Every line below that holds the string "icon" should be copied out.

>> START EXERCISE INPUTS

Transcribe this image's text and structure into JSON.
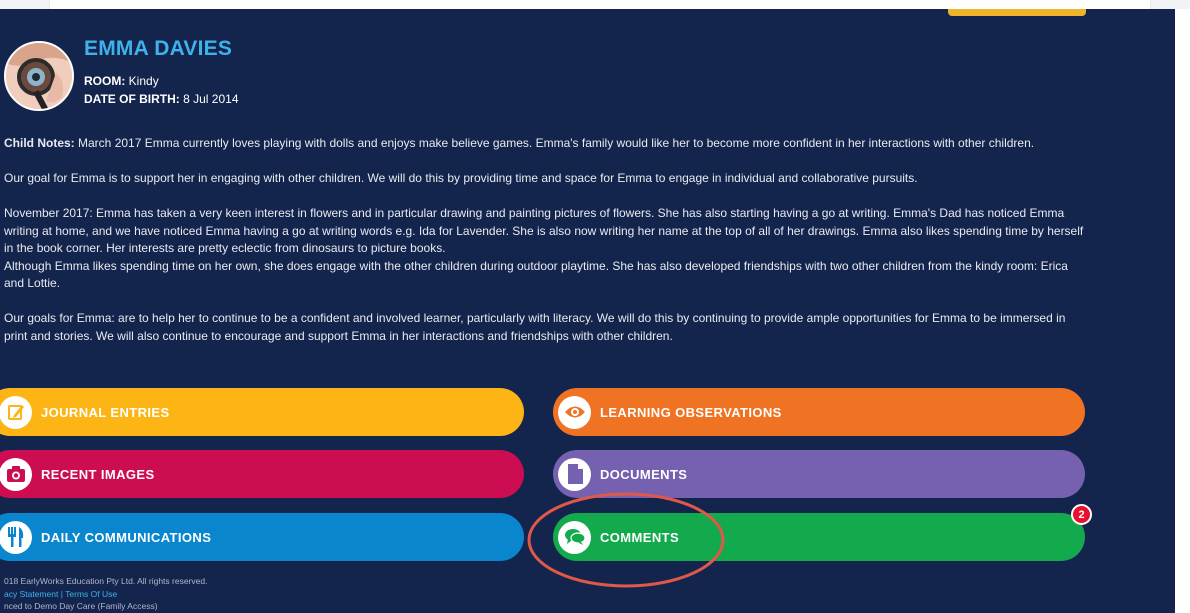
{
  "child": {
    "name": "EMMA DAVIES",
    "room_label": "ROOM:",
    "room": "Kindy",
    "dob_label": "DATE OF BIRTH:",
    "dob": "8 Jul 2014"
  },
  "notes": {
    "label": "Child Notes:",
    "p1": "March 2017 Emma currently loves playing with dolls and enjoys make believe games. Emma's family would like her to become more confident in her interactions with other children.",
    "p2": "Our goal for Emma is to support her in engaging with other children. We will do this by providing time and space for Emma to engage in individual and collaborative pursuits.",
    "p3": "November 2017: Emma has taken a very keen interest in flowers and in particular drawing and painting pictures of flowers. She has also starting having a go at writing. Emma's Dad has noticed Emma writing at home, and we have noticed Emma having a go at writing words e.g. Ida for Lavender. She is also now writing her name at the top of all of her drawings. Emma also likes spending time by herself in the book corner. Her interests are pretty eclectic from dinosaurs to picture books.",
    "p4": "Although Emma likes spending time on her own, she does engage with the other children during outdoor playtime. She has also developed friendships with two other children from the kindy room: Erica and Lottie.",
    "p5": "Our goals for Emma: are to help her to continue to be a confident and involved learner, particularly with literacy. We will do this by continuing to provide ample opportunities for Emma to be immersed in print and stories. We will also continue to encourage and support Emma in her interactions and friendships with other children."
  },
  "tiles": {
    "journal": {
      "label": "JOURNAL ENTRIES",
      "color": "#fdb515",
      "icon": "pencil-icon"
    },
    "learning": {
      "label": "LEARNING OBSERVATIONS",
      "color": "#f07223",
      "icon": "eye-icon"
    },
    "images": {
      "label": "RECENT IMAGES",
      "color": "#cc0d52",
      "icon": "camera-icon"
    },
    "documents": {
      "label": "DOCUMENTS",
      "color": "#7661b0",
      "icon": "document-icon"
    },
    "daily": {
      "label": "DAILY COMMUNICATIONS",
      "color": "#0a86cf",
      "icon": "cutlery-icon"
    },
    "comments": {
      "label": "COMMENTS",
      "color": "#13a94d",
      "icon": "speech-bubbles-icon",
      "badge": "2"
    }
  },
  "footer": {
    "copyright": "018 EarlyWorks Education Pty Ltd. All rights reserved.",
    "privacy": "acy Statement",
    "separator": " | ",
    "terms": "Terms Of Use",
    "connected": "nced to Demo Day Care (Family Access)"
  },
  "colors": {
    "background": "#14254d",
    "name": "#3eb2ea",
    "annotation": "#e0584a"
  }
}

>> END EXERCISE INPUTS

WRITTEN SOLUTION:
      "icon": "pencil-icon"
      "icon": "eye-icon"
      "icon": "camera-icon"
      "icon": "document-icon"
      "icon": "cutlery-icon"
      "icon": "speech-bubbles-icon",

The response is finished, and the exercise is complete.